# TASK DATA
————————

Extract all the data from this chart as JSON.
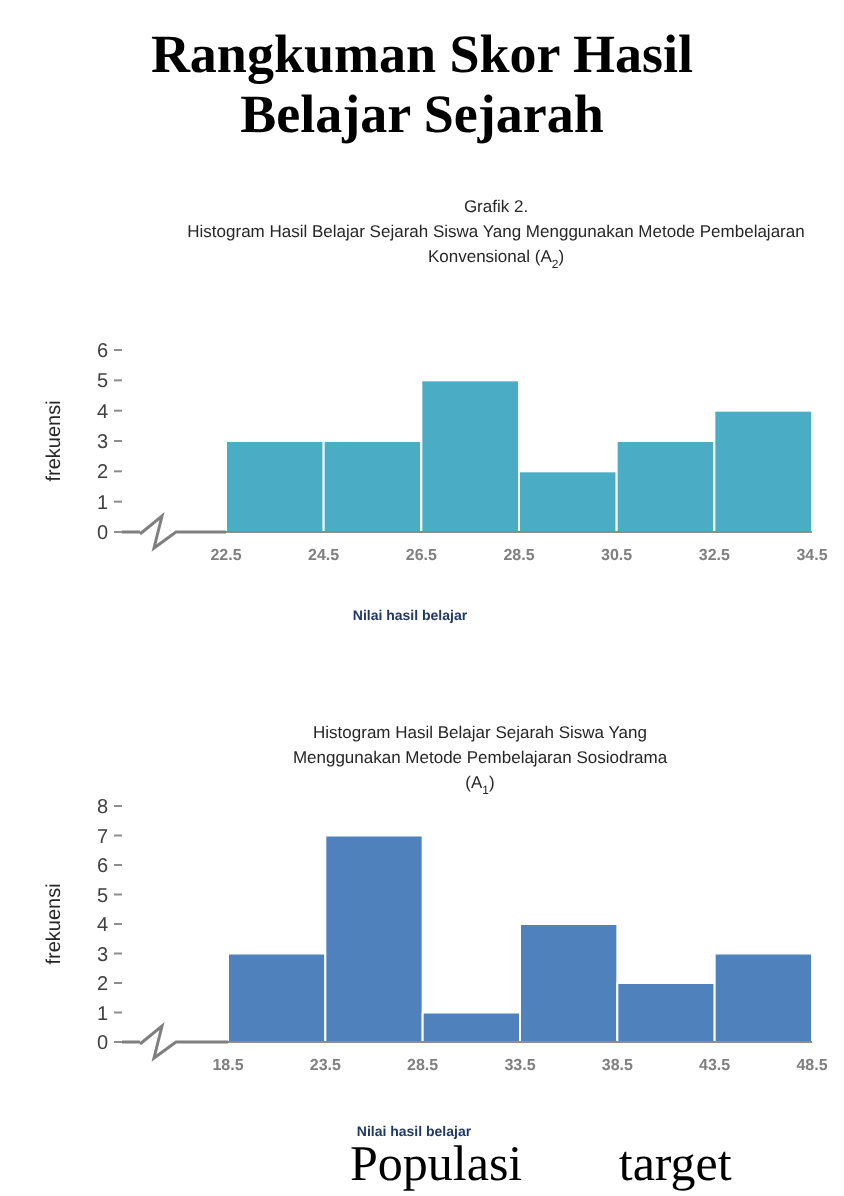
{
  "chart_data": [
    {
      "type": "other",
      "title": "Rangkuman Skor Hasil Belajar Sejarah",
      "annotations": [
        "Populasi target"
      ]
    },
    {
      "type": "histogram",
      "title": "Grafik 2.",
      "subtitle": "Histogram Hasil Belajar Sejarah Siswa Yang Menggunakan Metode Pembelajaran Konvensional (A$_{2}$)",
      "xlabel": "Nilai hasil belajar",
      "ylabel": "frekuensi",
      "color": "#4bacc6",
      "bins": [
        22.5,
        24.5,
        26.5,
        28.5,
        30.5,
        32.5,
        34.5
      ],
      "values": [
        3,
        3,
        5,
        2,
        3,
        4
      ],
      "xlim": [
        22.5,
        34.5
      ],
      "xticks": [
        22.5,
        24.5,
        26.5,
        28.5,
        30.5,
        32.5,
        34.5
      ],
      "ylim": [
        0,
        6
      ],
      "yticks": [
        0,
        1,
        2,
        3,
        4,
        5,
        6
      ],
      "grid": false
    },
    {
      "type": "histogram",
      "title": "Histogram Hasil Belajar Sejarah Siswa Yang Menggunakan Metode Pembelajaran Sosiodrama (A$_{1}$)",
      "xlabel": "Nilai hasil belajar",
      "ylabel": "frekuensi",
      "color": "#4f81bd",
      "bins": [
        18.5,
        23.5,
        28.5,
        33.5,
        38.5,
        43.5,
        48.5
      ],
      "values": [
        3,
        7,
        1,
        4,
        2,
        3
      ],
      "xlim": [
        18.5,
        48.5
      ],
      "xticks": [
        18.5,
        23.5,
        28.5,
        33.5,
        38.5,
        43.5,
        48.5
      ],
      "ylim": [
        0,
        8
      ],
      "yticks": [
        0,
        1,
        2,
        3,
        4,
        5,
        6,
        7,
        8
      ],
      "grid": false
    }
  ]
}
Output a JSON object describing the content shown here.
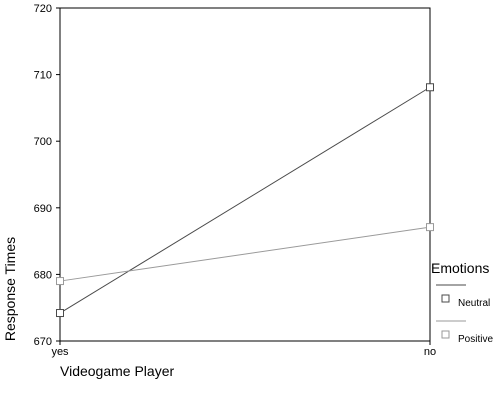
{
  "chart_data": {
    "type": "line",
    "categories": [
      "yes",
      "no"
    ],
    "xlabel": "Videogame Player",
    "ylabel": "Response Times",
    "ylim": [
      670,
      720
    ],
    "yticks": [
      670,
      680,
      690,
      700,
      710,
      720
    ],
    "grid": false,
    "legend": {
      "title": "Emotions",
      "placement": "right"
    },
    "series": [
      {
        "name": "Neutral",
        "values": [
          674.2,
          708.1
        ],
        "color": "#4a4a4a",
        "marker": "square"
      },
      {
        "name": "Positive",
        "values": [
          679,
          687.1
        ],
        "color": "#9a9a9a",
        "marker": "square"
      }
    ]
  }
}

————————

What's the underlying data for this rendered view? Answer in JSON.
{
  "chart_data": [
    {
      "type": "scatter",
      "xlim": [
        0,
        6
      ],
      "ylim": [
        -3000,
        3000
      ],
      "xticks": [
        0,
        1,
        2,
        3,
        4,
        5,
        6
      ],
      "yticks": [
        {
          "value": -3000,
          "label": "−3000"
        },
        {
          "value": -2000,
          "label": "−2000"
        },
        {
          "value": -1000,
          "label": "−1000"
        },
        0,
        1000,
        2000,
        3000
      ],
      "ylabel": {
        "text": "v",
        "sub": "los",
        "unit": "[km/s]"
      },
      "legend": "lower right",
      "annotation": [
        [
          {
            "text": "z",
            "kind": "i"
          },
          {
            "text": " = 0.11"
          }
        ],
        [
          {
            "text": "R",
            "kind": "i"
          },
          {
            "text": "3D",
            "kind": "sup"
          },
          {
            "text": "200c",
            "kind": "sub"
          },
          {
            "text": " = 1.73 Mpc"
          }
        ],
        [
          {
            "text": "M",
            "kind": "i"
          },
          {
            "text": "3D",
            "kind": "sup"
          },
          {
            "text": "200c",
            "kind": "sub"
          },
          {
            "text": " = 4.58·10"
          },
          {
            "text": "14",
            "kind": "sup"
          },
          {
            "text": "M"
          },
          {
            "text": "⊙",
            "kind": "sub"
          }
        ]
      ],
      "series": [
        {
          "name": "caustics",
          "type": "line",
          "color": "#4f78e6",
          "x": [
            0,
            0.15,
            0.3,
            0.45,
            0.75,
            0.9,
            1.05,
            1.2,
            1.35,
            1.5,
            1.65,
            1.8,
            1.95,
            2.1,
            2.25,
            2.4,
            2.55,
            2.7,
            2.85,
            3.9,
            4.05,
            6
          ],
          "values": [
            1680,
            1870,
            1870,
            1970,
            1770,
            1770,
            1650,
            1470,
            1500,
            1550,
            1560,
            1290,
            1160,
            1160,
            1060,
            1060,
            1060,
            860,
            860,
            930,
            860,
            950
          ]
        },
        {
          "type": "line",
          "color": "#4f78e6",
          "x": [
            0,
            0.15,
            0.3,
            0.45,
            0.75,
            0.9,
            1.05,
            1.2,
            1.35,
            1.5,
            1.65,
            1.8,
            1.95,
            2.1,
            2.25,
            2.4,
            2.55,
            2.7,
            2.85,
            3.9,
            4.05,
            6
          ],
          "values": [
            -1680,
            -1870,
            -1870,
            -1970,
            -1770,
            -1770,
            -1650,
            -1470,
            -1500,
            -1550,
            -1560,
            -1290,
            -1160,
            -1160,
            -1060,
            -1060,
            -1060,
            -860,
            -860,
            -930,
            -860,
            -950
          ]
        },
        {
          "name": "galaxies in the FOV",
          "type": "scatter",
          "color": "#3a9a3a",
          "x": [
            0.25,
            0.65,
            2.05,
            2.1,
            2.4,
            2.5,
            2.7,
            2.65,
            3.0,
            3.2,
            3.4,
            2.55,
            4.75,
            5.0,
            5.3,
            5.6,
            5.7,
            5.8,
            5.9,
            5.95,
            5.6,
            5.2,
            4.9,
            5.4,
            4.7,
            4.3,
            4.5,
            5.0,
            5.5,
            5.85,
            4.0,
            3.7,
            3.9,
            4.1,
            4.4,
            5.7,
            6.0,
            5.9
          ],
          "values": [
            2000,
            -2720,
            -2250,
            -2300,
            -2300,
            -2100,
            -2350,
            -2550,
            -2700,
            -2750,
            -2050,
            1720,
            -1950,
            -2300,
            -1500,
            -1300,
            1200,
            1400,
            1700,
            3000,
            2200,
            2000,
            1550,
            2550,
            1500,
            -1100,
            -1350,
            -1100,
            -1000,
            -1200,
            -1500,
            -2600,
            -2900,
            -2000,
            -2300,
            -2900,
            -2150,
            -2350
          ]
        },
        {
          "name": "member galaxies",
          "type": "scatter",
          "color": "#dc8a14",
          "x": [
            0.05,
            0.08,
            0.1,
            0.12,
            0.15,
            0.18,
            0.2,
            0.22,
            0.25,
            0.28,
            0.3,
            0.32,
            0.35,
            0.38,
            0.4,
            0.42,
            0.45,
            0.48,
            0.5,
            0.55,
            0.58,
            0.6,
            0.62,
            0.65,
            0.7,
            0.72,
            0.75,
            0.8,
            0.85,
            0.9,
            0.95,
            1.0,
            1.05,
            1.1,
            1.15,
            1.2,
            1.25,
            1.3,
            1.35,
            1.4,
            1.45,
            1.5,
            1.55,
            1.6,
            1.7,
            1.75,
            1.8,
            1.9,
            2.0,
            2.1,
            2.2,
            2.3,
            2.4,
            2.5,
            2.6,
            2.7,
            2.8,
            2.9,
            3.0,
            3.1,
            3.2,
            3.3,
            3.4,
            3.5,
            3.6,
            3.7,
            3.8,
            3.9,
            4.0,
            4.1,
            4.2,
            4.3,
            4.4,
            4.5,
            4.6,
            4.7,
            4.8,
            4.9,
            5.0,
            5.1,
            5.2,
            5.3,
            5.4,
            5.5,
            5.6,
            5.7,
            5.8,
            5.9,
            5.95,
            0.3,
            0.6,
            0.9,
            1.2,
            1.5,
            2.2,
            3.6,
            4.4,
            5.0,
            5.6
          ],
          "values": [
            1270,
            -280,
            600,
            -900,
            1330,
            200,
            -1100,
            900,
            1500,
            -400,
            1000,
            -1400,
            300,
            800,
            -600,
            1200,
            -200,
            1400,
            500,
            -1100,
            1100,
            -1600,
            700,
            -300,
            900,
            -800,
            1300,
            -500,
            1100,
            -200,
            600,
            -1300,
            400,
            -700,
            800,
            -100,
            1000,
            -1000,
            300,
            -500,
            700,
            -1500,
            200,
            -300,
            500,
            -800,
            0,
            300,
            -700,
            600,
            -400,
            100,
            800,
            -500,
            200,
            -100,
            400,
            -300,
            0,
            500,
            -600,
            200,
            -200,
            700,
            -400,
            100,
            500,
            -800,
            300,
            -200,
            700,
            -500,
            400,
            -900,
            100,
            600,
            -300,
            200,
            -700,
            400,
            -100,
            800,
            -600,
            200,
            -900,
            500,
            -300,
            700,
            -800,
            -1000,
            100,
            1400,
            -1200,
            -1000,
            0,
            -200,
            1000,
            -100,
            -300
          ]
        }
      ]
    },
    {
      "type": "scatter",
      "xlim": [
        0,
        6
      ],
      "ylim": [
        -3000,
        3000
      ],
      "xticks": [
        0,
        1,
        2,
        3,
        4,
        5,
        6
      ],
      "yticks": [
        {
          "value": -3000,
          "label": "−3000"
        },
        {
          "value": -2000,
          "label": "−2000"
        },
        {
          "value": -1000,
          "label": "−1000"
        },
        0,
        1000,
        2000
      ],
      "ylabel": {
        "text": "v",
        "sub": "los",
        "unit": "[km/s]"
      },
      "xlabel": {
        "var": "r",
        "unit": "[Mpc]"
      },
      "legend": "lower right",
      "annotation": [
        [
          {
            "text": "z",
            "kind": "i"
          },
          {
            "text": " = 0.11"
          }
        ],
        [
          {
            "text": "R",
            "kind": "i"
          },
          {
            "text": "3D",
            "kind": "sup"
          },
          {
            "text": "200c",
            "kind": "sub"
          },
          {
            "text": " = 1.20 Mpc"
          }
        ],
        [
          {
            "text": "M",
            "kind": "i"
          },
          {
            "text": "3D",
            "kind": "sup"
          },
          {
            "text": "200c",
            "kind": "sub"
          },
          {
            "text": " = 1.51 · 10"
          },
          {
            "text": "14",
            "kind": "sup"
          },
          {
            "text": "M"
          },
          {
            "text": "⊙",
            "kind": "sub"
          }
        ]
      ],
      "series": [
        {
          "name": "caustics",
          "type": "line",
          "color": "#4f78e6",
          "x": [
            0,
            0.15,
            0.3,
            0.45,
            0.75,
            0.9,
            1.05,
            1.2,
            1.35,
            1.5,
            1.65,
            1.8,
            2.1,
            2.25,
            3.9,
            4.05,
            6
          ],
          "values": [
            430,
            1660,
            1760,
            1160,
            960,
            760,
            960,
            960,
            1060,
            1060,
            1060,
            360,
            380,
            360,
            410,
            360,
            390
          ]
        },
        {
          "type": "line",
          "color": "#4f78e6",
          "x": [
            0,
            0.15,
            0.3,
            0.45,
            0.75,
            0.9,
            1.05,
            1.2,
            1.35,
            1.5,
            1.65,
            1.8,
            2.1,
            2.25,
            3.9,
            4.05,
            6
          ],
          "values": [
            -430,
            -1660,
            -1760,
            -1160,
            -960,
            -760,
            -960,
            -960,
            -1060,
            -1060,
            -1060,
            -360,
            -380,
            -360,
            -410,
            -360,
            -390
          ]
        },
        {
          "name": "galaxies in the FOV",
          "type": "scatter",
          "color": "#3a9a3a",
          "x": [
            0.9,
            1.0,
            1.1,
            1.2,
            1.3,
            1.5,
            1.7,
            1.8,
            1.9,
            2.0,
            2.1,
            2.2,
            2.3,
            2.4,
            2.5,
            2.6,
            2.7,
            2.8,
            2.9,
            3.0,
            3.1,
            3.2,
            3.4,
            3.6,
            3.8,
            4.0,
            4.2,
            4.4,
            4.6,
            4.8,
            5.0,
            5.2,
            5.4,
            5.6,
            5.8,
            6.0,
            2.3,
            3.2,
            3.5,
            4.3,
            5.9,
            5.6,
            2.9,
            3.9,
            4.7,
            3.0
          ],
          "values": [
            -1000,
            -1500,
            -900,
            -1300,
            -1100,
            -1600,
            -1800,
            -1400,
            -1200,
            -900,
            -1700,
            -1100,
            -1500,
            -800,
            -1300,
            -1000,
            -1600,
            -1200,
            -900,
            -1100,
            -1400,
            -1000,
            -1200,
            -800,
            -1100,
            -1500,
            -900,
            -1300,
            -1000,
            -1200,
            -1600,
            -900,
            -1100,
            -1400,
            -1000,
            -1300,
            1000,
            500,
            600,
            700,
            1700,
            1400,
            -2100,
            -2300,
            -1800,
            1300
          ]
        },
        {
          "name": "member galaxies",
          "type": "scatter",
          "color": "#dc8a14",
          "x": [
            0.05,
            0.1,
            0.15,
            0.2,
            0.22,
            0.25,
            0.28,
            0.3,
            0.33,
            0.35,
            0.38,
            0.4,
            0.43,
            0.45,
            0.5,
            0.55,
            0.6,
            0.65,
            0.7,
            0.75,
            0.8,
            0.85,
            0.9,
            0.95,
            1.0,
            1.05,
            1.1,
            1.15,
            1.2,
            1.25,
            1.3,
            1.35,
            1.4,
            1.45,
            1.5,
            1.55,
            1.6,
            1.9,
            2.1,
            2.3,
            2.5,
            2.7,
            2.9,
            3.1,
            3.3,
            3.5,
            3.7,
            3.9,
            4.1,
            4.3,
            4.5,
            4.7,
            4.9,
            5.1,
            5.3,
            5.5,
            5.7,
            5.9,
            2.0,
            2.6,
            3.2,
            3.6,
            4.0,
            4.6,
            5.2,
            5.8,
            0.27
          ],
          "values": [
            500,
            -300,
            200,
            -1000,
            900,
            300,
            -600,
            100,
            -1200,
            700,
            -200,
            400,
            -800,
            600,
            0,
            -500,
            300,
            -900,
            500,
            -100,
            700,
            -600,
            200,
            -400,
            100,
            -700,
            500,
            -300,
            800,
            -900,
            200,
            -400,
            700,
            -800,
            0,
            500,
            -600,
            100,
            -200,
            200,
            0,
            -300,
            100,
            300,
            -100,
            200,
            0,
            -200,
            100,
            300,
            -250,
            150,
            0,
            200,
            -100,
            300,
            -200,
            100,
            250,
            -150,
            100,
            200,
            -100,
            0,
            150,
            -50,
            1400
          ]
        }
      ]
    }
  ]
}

————————

# WRITTEN REQUEST
From the material above, copy each line that includes the word "Sejarah".

# COMPLETED EXERCISE
      "title": "Rangkuman Skor Hasil Belajar Sejarah",
      "subtitle": "Histogram Hasil Belajar Sejarah Siswa Yang Menggunakan Metode Pembelajaran Konvensional (A$_{2}$)",
      "title": "Histogram Hasil Belajar Sejarah Siswa Yang Menggunakan Metode Pembelajaran Sosiodrama (A$_{1}$)",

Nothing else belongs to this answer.